/---

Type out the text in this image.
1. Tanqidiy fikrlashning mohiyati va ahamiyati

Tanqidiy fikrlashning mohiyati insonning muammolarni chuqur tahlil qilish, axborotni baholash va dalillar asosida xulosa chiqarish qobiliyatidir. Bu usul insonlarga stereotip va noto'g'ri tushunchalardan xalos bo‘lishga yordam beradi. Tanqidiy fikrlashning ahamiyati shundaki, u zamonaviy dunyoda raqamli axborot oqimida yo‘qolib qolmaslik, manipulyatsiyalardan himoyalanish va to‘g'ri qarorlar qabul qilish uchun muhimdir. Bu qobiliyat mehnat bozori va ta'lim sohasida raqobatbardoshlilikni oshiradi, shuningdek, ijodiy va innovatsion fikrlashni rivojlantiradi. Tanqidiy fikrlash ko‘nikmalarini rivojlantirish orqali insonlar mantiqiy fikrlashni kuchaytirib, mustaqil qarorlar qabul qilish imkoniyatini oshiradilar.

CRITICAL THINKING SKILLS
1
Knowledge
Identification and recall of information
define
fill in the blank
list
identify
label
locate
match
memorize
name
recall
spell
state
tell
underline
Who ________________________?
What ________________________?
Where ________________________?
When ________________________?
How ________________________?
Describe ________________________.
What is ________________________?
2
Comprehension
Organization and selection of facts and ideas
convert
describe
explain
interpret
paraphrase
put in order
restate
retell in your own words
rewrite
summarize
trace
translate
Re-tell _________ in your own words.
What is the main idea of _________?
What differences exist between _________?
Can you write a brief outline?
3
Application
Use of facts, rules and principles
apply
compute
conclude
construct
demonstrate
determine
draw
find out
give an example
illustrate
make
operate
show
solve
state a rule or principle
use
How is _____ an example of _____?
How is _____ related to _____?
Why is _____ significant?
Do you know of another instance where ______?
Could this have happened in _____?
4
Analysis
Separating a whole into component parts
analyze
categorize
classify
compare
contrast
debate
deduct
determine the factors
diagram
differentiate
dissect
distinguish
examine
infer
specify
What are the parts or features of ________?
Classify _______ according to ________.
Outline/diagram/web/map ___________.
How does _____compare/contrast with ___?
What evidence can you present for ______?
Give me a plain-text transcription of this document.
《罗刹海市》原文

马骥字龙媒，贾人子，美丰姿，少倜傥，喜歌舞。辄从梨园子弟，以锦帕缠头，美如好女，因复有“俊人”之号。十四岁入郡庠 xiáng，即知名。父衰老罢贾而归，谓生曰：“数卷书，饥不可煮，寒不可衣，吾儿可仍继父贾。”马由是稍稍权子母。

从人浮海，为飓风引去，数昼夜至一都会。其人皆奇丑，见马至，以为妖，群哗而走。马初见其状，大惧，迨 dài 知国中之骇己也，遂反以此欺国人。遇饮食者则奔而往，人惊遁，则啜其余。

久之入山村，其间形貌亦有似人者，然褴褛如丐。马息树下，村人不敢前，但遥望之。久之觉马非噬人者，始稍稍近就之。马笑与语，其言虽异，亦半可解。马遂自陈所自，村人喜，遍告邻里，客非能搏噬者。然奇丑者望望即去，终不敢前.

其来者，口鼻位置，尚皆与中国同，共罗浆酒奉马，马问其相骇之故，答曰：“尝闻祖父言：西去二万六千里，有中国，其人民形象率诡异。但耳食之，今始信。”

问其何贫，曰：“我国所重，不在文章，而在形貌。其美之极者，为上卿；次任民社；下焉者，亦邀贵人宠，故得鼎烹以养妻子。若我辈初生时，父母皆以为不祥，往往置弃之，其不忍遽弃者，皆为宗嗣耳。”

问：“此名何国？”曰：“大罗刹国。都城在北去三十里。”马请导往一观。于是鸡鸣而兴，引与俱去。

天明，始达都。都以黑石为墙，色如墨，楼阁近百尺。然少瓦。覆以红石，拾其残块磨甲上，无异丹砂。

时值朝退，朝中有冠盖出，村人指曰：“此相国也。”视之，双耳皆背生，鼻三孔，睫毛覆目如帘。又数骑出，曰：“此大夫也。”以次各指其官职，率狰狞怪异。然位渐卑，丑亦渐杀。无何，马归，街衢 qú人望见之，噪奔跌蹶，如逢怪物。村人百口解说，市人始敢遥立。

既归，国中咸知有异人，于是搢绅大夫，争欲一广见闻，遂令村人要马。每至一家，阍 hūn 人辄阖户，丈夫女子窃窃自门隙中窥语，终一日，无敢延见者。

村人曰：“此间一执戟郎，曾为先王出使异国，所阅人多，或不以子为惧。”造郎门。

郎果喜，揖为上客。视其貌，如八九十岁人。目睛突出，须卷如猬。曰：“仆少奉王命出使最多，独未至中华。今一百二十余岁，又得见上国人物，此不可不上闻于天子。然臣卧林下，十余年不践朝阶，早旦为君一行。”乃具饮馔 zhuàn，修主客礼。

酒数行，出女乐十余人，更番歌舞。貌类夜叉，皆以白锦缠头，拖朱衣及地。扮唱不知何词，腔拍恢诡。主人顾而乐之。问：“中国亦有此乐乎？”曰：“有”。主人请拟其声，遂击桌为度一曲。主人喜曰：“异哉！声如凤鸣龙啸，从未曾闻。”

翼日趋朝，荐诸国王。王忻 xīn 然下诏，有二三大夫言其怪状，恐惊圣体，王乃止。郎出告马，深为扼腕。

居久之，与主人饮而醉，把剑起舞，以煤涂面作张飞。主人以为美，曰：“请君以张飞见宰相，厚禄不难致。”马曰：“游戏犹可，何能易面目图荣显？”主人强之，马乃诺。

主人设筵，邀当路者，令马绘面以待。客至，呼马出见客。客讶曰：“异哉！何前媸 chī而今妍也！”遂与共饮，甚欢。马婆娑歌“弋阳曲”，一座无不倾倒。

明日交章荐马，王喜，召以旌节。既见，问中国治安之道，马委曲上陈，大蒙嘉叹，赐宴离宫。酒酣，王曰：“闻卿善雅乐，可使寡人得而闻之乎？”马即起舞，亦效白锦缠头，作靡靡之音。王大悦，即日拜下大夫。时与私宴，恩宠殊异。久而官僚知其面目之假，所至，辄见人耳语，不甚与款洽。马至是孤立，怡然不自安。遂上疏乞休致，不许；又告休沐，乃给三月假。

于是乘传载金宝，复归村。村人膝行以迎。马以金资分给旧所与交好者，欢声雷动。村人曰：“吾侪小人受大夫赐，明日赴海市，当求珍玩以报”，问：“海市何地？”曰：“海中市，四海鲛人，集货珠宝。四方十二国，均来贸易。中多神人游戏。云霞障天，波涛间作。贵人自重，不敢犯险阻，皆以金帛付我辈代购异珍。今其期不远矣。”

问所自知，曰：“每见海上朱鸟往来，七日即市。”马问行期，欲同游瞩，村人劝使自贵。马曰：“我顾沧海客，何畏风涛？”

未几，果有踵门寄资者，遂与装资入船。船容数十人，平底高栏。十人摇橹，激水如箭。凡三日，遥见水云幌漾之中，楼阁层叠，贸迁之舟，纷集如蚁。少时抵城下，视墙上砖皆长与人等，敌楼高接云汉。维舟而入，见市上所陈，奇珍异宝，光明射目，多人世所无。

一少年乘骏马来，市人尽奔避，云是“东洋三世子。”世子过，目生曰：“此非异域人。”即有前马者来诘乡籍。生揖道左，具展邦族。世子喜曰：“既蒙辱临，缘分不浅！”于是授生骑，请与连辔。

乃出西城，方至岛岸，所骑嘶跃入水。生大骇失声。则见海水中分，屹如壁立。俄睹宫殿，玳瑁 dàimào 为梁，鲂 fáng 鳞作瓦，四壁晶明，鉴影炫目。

\---

Exercise task:
Extract every line from the one with "Give me a plain-text" down to the final line above, both included, exactly as written.

The solution:
Give me a plain-text transcription of this document.
《罗刹海市》原文

马骥字龙媒，贾人子，美丰姿，少倜傥，喜歌舞。辄从梨园子弟，以锦帕缠头，美如好女，因复有“俊人”之号。十四岁入郡庠 xiáng，即知名。父衰老罢贾而归，谓生曰：“数卷书，饥不可煮，寒不可衣，吾儿可仍继父贾。”马由是稍稍权子母。

从人浮海，为飓风引去，数昼夜至一都会。其人皆奇丑，见马至，以为妖，群哗而走。马初见其状，大惧，迨 dài 知国中之骇己也，遂反以此欺国人。遇饮食者则奔而往，人惊遁，则啜其余。

久之入山村，其间形貌亦有似人者，然褴褛如丐。马息树下，村人不敢前，但遥望之。久之觉马非噬人者，始稍稍近就之。马笑与语，其言虽异，亦半可解。马遂自陈所自，村人喜，遍告邻里，客非能搏噬者。然奇丑者望望即去，终不敢前.

其来者，口鼻位置，尚皆与中国同，共罗浆酒奉马，马问其相骇之故，答曰：“尝闻祖父言：西去二万六千里，有中国，其人民形象率诡异。但耳食之，今始信。”

问其何贫，曰：“我国所重，不在文章，而在形貌。其美之极者，为上卿；次任民社；下焉者，亦邀贵人宠，故得鼎烹以养妻子。若我辈初生时，父母皆以为不祥，往往置弃之，其不忍遽弃者，皆为宗嗣耳。”

问：“此名何国？”曰：“大罗刹国。都城在北去三十里。”马请导往一观。于是鸡鸣而兴，引与俱去。

天明，始达都。都以黑石为墙，色如墨，楼阁近百尺。然少瓦。覆以红石，拾其残块磨甲上，无异丹砂。

时值朝退，朝中有冠盖出，村人指曰：“此相国也。”视之，双耳皆背生，鼻三孔，睫毛覆目如帘。又数骑出，曰：“此大夫也。”以次各指其官职，率狰狞怪异。然位渐卑，丑亦渐杀。无何，马归，街衢 qú人望见之，噪奔跌蹶，如逢怪物。村人百口解说，市人始敢遥立。

既归，国中咸知有异人，于是搢绅大夫，争欲一广见闻，遂令村人要马。每至一家，阍 hūn 人辄阖户，丈夫女子窃窃自门隙中窥语，终一日，无敢延见者。

村人曰：“此间一执戟郎，曾为先王出使异国，所阅人多，或不以子为惧。”造郎门。

郎果喜，揖为上客。视其貌，如八九十岁人。目睛突出，须卷如猬。曰：“仆少奉王命出使最多，独未至中华。今一百二十余岁，又得见上国人物，此不可不上闻于天子。然臣卧林下，十余年不践朝阶，早旦为君一行。”乃具饮馔 zhuàn，修主客礼。

酒数行，出女乐十余人，更番歌舞。貌类夜叉，皆以白锦缠头，拖朱衣及地。扮唱不知何词，腔拍恢诡。主人顾而乐之。问：“中国亦有此乐乎？”曰：“有”。主人请拟其声，遂击桌为度一曲。主人喜曰：“异哉！声如凤鸣龙啸，从未曾闻。”

翼日趋朝，荐诸国王。王忻 xīn 然下诏，有二三大夫言其怪状，恐惊圣体，王乃止。郎出告马，深为扼腕。

居久之，与主人饮而醉，把剑起舞，以煤涂面作张飞。主人以为美，曰：“请君以张飞见宰相，厚禄不难致。”马曰：“游戏犹可，何能易面目图荣显？”主人强之，马乃诺。

主人设筵，邀当路者，令马绘面以待。客至，呼马出见客。客讶曰：“异哉！何前媸 chī而今妍也！”遂与共饮，甚欢。马婆娑歌“弋阳曲”，一座无不倾倒。

明日交章荐马，王喜，召以旌节。既见，问中国治安之道，马委曲上陈，大蒙嘉叹，赐宴离宫。酒酣，王曰：“闻卿善雅乐，可使寡人得而闻之乎？”马即起舞，亦效白锦缠头，作靡靡之音。王大悦，即日拜下大夫。时与私宴，恩宠殊异。久而官僚知其面目之假，所至，辄见人耳语，不甚与款洽。马至是孤立，怡然不自安。遂上疏乞休致，不许；又告休沐，乃给三月假。

于是乘传载金宝，复归村。村人膝行以迎。马以金资分给旧所与交好者，欢声雷动。村人曰：“吾侪小人受大夫赐，明日赴海市，当求珍玩以报”，问：“海市何地？”曰：“海中市，四海鲛人，集货珠宝。四方十二国，均来贸易。中多神人游戏。云霞障天，波涛间作。贵人自重，不敢犯险阻，皆以金帛付我辈代购异珍。今其期不远矣。”

问所自知，曰：“每见海上朱鸟往来，七日即市。”马问行期，欲同游瞩，村人劝使自贵。马曰：“我顾沧海客，何畏风涛？”

未几，果有踵门寄资者，遂与装资入船。船容数十人，平底高栏。十人摇橹，激水如箭。凡三日，遥见水云幌漾之中，楼阁层叠，贸迁之舟，纷集如蚁。少时抵城下，视墙上砖皆长与人等，敌楼高接云汉。维舟而入，见市上所陈，奇珍异宝，光明射目，多人世所无。

一少年乘骏马来，市人尽奔避，云是“东洋三世子。”世子过，目生曰：“此非异域人。”即有前马者来诘乡籍。生揖道左，具展邦族。世子喜曰：“既蒙辱临，缘分不浅！”于是授生骑，请与连辔。

乃出西城，方至岛岸，所骑嘶跃入水。生大骇失声。则见海水中分，屹如壁立。俄睹宫殿，玳瑁 dàimào 为梁，鲂 fáng 鳞作瓦，四壁晶明，鉴影炫目。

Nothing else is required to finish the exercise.